Go through each line of the records below and count those with the word "Eighth". Give only the count.

** Start Data supplied **

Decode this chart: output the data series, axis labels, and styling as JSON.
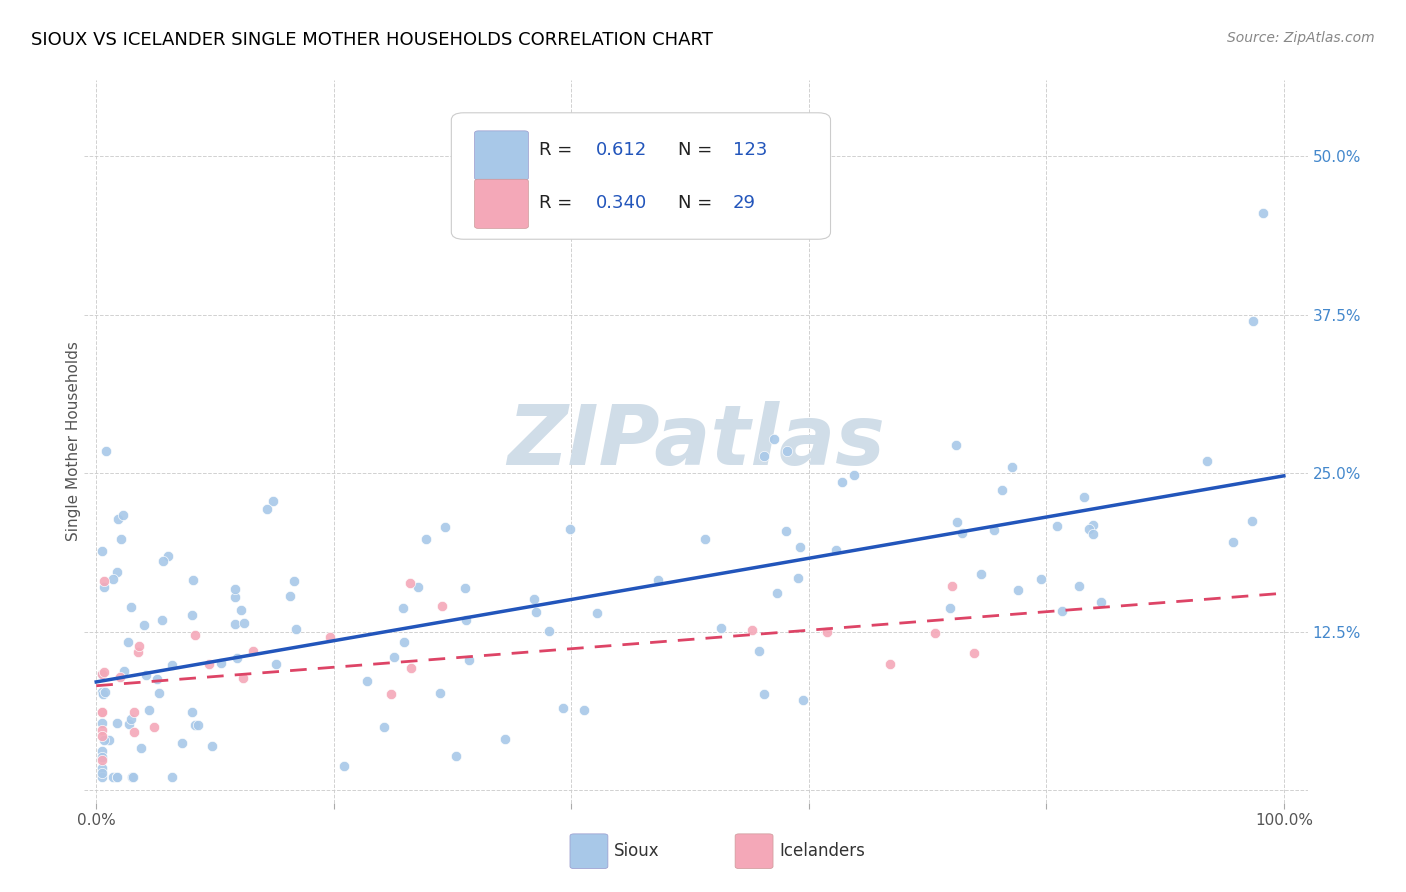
{
  "title": "SIOUX VS ICELANDER SINGLE MOTHER HOUSEHOLDS CORRELATION CHART",
  "source": "Source: ZipAtlas.com",
  "ylabel": "Single Mother Households",
  "sioux_R": 0.612,
  "sioux_N": 123,
  "icelander_R": 0.34,
  "icelander_N": 29,
  "sioux_color": "#a8c8e8",
  "icelander_color": "#f4a8b8",
  "sioux_line_color": "#2255bb",
  "icelander_line_color": "#dd4466",
  "watermark_text": "ZIPatlas",
  "watermark_color": "#d0dde8",
  "xlim": [
    -0.01,
    1.02
  ],
  "ylim": [
    -0.01,
    0.56
  ],
  "x_ticks": [
    0.0,
    0.2,
    0.4,
    0.6,
    0.8,
    1.0
  ],
  "x_tick_labels": [
    "0.0%",
    "",
    "",
    "",
    "",
    "100.0%"
  ],
  "y_ticks": [
    0.0,
    0.125,
    0.25,
    0.375,
    0.5
  ],
  "y_tick_labels": [
    "",
    "12.5%",
    "25.0%",
    "37.5%",
    "50.0%"
  ],
  "grid_color": "#cccccc",
  "grid_style": "--",
  "title_fontsize": 13,
  "tick_fontsize": 11,
  "legend_fontsize": 13
}
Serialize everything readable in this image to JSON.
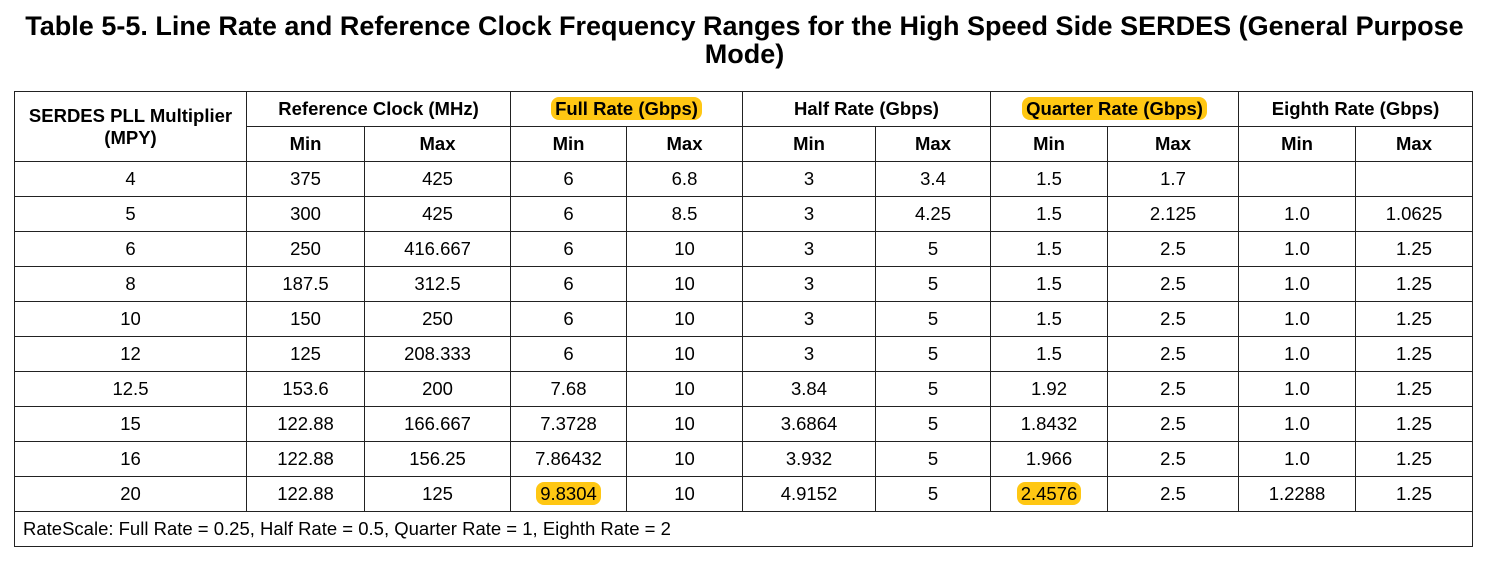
{
  "title": "Table 5-5. Line Rate and Reference Clock Frequency Ranges for the High Speed Side SERDES (General Purpose Mode)",
  "table": {
    "multiplier_header": "SERDES PLL Multiplier (MPY)",
    "groups": [
      "Reference Clock (MHz)",
      "Full Rate (Gbps)",
      "Half Rate (Gbps)",
      "Quarter Rate (Gbps)",
      "Eighth Rate (Gbps)"
    ],
    "subheaders": [
      "Min",
      "Max",
      "Min",
      "Max",
      "Min",
      "Max",
      "Min",
      "Max",
      "Min",
      "Max"
    ],
    "rows": [
      [
        "4",
        "375",
        "425",
        "6",
        "6.8",
        "3",
        "3.4",
        "1.5",
        "1.7",
        null,
        null
      ],
      [
        "5",
        "300",
        "425",
        "6",
        "8.5",
        "3",
        "4.25",
        "1.5",
        "2.125",
        "1.0",
        "1.0625"
      ],
      [
        "6",
        "250",
        "416.667",
        "6",
        "10",
        "3",
        "5",
        "1.5",
        "2.5",
        "1.0",
        "1.25"
      ],
      [
        "8",
        "187.5",
        "312.5",
        "6",
        "10",
        "3",
        "5",
        "1.5",
        "2.5",
        "1.0",
        "1.25"
      ],
      [
        "10",
        "150",
        "250",
        "6",
        "10",
        "3",
        "5",
        "1.5",
        "2.5",
        "1.0",
        "1.25"
      ],
      [
        "12",
        "125",
        "208.333",
        "6",
        "10",
        "3",
        "5",
        "1.5",
        "2.5",
        "1.0",
        "1.25"
      ],
      [
        "12.5",
        "153.6",
        "200",
        "7.68",
        "10",
        "3.84",
        "5",
        "1.92",
        "2.5",
        "1.0",
        "1.25"
      ],
      [
        "15",
        "122.88",
        "166.667",
        "7.3728",
        "10",
        "3.6864",
        "5",
        "1.8432",
        "2.5",
        "1.0",
        "1.25"
      ],
      [
        "16",
        "122.88",
        "156.25",
        "7.86432",
        "10",
        "3.932",
        "5",
        "1.966",
        "2.5",
        "1.0",
        "1.25"
      ],
      [
        "20",
        "122.88",
        "125",
        "9.8304",
        "10",
        "4.9152",
        "5",
        "2.4576",
        "2.5",
        "1.2288",
        "1.25"
      ]
    ],
    "footnote": "RateScale: Full Rate = 0.25, Half Rate = 0.5, Quarter Rate = 1, Eighth Rate = 2"
  }
}
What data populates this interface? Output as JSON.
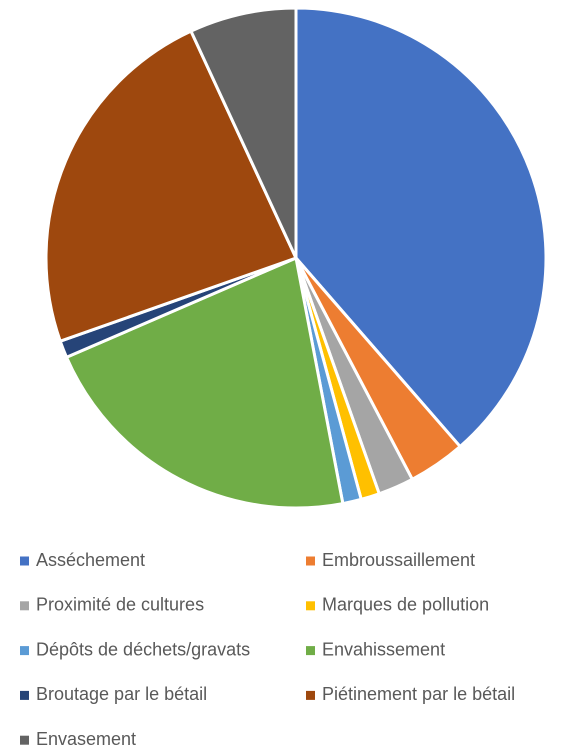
{
  "chart_data": {
    "type": "pie",
    "categories": [
      "Asséchement",
      "Embroussaillement",
      "Proximité de cultures",
      "Marques de pollution",
      "Dépôts de déchets/gravats",
      "Envahissement",
      "Broutage par le bétail",
      "Piétinement par le bétail",
      "Envasement"
    ],
    "values": [
      38.6,
      3.7,
      2.3,
      1.2,
      1.2,
      21.5,
      1.1,
      23.5,
      6.9
    ],
    "colors": [
      "#4472c4",
      "#ed7d31",
      "#a5a5a5",
      "#ffc000",
      "#5b9bd5",
      "#70ad47",
      "#264478",
      "#9e480e",
      "#636363"
    ],
    "legend": "bottom"
  }
}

** End Data supplied **

> [Answer in full] 2